**Aim of the exercise:**
Every line below should be repeated exactly.

**Data rows:**
______________________________

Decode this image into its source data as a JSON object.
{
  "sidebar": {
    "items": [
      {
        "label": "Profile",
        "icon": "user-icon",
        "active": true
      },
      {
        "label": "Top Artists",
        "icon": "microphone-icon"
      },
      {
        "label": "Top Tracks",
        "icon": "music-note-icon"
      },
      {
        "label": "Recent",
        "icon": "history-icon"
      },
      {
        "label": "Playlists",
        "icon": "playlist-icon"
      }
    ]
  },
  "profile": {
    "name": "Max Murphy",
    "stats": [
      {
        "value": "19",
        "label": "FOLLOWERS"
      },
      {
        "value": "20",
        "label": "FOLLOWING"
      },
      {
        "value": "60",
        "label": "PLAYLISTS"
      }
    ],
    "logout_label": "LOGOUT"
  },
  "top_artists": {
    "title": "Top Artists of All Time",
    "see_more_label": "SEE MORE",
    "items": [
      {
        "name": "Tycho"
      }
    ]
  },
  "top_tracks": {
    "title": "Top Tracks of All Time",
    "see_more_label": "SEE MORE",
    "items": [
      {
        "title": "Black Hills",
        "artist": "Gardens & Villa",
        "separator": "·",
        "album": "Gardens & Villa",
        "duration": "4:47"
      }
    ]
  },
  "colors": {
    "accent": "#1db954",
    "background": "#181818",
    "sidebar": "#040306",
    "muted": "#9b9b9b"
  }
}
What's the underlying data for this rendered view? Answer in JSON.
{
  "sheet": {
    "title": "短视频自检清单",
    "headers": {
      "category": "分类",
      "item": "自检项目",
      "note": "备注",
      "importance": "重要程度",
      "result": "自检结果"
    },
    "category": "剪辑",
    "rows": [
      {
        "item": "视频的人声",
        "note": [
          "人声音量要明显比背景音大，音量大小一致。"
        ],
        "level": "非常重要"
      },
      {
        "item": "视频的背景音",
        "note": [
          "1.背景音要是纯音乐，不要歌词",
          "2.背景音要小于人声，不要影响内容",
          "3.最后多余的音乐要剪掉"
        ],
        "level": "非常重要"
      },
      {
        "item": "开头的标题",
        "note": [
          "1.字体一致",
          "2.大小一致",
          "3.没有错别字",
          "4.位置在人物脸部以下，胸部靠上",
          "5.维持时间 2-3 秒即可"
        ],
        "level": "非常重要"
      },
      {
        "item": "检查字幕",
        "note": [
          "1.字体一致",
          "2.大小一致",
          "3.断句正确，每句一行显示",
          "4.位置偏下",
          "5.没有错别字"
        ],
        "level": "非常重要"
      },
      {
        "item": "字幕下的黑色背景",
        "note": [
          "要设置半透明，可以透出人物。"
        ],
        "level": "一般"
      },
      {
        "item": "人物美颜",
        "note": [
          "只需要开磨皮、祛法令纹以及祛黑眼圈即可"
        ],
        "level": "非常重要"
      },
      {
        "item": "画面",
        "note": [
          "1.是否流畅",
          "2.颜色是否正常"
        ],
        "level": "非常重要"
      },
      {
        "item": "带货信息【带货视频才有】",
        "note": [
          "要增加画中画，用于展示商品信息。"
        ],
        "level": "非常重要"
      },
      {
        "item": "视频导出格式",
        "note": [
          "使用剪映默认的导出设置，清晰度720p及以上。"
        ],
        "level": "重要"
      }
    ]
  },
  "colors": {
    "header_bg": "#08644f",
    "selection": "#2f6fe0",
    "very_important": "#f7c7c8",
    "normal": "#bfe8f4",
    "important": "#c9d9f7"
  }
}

______________________________

**Answer to this exercise:**
Decode this image into its source data as a JSON object.
{
  "sidebar": {
    "items": [
      {
        "label": "Profile",
        "icon": "user-icon",
        "active": true
      },
      {
        "label": "Top Artists",
        "icon": "microphone-icon"
      },
      {
        "label": "Top Tracks",
        "icon": "music-note-icon"
      },
      {
        "label": "Recent",
        "icon": "history-icon"
      },
      {
        "label": "Playlists",
        "icon": "playlist-icon"
      }
    ]
  },
  "profile": {
    "name": "Max Murphy",
    "stats": [
      {
        "value": "19",
        "label": "FOLLOWERS"
      },
      {
        "value": "20",
        "label": "FOLLOWING"
      },
      {
        "value": "60",
        "label": "PLAYLISTS"
      }
    ],
    "logout_label": "LOGOUT"
  },
  "top_artists": {
    "title": "Top Artists of All Time",
    "see_more_label": "SEE MORE",
    "items": [
      {
        "name": "Tycho"
      }
    ]
  },
  "top_tracks": {
    "title": "Top Tracks of All Time",
    "see_more_label": "SEE MORE",
    "items": [
      {
        "title": "Black Hills",
        "artist": "Gardens & Villa",
        "separator": "·",
        "album": "Gardens & Villa",
        "duration": "4:47"
      }
    ]
  },
  "colors": {
    "accent": "#1db954",
    "background": "#181818",
    "sidebar": "#040306",
    "muted": "#9b9b9b"
  }
}
What's the underlying data for this rendered view? Answer in JSON.
{
  "sheet": {
    "title": "短视频自检清单",
    "headers": {
      "category": "分类",
      "item": "自检项目",
      "note": "备注",
      "importance": "重要程度",
      "result": "自检结果"
    },
    "category": "剪辑",
    "rows": [
      {
        "item": "视频的人声",
        "note": [
          "人声音量要明显比背景音大，音量大小一致。"
        ],
        "level": "非常重要"
      },
      {
        "item": "视频的背景音",
        "note": [
          "1.背景音要是纯音乐，不要歌词",
          "2.背景音要小于人声，不要影响内容",
          "3.最后多余的音乐要剪掉"
        ],
        "level": "非常重要"
      },
      {
        "item": "开头的标题",
        "note": [
          "1.字体一致",
          "2.大小一致",
          "3.没有错别字",
          "4.位置在人物脸部以下，胸部靠上",
          "5.维持时间 2-3 秒即可"
        ],
        "level": "非常重要"
      },
      {
        "item": "检查字幕",
        "note": [
          "1.字体一致",
          "2.大小一致",
          "3.断句正确，每句一行显示",
          "4.位置偏下",
          "5.没有错别字"
        ],
        "level": "非常重要"
      },
      {
        "item": "字幕下的黑色背景",
        "note": [
          "要设置半透明，可以透出人物。"
        ],
        "level": "一般"
      },
      {
        "item": "人物美颜",
        "note": [
          "只需要开磨皮、祛法令纹以及祛黑眼圈即可"
        ],
        "level": "非常重要"
      },
      {
        "item": "画面",
        "note": [
          "1.是否流畅",
          "2.颜色是否正常"
        ],
        "level": "非常重要"
      },
      {
        "item": "带货信息【带货视频才有】",
        "note": [
          "要增加画中画，用于展示商品信息。"
        ],
        "level": "非常重要"
      },
      {
        "item": "视频导出格式",
        "note": [
          "使用剪映默认的导出设置，清晰度720p及以上。"
        ],
        "level": "重要"
      }
    ]
  },
  "colors": {
    "header_bg": "#08644f",
    "selection": "#2f6fe0",
    "very_important": "#f7c7c8",
    "normal": "#bfe8f4",
    "important": "#c9d9f7"
  }
}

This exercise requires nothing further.